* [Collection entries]
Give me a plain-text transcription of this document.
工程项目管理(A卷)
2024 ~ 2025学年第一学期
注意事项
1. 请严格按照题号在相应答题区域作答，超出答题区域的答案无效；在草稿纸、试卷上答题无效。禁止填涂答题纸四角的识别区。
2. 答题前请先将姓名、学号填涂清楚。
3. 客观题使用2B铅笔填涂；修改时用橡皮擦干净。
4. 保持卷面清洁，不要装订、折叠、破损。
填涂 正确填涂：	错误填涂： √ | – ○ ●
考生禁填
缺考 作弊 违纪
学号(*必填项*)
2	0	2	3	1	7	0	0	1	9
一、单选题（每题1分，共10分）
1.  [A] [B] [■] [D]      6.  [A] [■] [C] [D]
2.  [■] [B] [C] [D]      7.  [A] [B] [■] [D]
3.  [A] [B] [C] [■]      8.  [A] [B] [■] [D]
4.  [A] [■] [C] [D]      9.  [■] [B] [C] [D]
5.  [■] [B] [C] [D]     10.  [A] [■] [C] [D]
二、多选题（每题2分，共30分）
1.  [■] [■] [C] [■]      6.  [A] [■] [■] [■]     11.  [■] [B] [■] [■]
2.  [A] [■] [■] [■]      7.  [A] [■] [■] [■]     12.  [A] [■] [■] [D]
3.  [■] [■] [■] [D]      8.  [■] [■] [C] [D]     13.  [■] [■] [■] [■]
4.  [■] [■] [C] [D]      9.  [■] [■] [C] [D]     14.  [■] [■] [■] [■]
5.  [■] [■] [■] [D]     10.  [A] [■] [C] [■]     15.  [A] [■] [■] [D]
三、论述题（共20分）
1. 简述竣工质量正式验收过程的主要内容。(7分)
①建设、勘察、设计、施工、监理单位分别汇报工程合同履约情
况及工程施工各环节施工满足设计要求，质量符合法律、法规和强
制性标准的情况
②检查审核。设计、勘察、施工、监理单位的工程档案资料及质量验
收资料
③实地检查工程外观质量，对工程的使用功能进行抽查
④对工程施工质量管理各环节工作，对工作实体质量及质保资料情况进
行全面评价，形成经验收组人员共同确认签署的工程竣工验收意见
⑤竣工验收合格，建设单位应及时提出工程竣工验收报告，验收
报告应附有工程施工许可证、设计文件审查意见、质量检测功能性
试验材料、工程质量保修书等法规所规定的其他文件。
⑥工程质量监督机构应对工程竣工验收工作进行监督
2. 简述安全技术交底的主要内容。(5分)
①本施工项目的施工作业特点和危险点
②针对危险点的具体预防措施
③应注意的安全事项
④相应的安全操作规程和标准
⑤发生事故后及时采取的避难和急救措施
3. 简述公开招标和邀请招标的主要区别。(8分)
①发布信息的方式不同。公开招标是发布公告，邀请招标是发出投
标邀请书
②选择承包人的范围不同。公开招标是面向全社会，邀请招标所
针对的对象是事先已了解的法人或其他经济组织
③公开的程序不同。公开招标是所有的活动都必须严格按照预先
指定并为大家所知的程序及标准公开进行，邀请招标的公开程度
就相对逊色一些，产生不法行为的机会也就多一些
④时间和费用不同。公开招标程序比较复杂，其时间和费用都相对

* [TASK] All of the lines above need to be given again exactly.

* [RESPONSE TO THIS EXERCISE]
Give me a plain-text transcription of this document.
工程项目管理(A卷)
2024 ~ 2025学年第一学期
注意事项
1. 请严格按照题号在相应答题区域作答，超出答题区域的答案无效；在草稿纸、试卷上答题无效。禁止填涂答题纸四角的识别区。
2. 答题前请先将姓名、学号填涂清楚。
3. 客观题使用2B铅笔填涂；修改时用橡皮擦干净。
4. 保持卷面清洁，不要装订、折叠、破损。
填涂 正确填涂：	错误填涂： √ | – ○ ●
考生禁填
缺考 作弊 违纪
学号(*必填项*)
2	0	2	3	1	7	0	0	1	9
一、单选题（每题1分，共10分）
1.  [A] [B] [■] [D]      6.  [A] [■] [C] [D]
2.  [■] [B] [C] [D]      7.  [A] [B] [■] [D]
3.  [A] [B] [C] [■]      8.  [A] [B] [■] [D]
4.  [A] [■] [C] [D]      9.  [■] [B] [C] [D]
5.  [■] [B] [C] [D]     10.  [A] [■] [C] [D]
二、多选题（每题2分，共30分）
1.  [■] [■] [C] [■]      6.  [A] [■] [■] [■]     11.  [■] [B] [■] [■]
2.  [A] [■] [■] [■]      7.  [A] [■] [■] [■]     12.  [A] [■] [■] [D]
3.  [■] [■] [■] [D]      8.  [■] [■] [C] [D]     13.  [■] [■] [■] [■]
4.  [■] [■] [C] [D]      9.  [■] [■] [C] [D]     14.  [■] [■] [■] [■]
5.  [■] [■] [■] [D]     10.  [A] [■] [C] [■]     15.  [A] [■] [■] [D]
三、论述题（共20分）
1. 简述竣工质量正式验收过程的主要内容。(7分)
①建设、勘察、设计、施工、监理单位分别汇报工程合同履约情
况及工程施工各环节施工满足设计要求，质量符合法律、法规和强
制性标准的情况
②检查审核。设计、勘察、施工、监理单位的工程档案资料及质量验
收资料
③实地检查工程外观质量，对工程的使用功能进行抽查
④对工程施工质量管理各环节工作，对工作实体质量及质保资料情况进
行全面评价，形成经验收组人员共同确认签署的工程竣工验收意见
⑤竣工验收合格，建设单位应及时提出工程竣工验收报告，验收
报告应附有工程施工许可证、设计文件审查意见、质量检测功能性
试验材料、工程质量保修书等法规所规定的其他文件。
⑥工程质量监督机构应对工程竣工验收工作进行监督
2. 简述安全技术交底的主要内容。(5分)
①本施工项目的施工作业特点和危险点
②针对危险点的具体预防措施
③应注意的安全事项
④相应的安全操作规程和标准
⑤发生事故后及时采取的避难和急救措施
3. 简述公开招标和邀请招标的主要区别。(8分)
①发布信息的方式不同。公开招标是发布公告，邀请招标是发出投
标邀请书
②选择承包人的范围不同。公开招标是面向全社会，邀请招标所
针对的对象是事先已了解的法人或其他经济组织
③公开的程序不同。公开招标是所有的活动都必须严格按照预先
指定并为大家所知的程序及标准公开进行，邀请招标的公开程度
就相对逊色一些，产生不法行为的机会也就多一些
④时间和费用不同。公开招标程序比较复杂，其时间和费用都相对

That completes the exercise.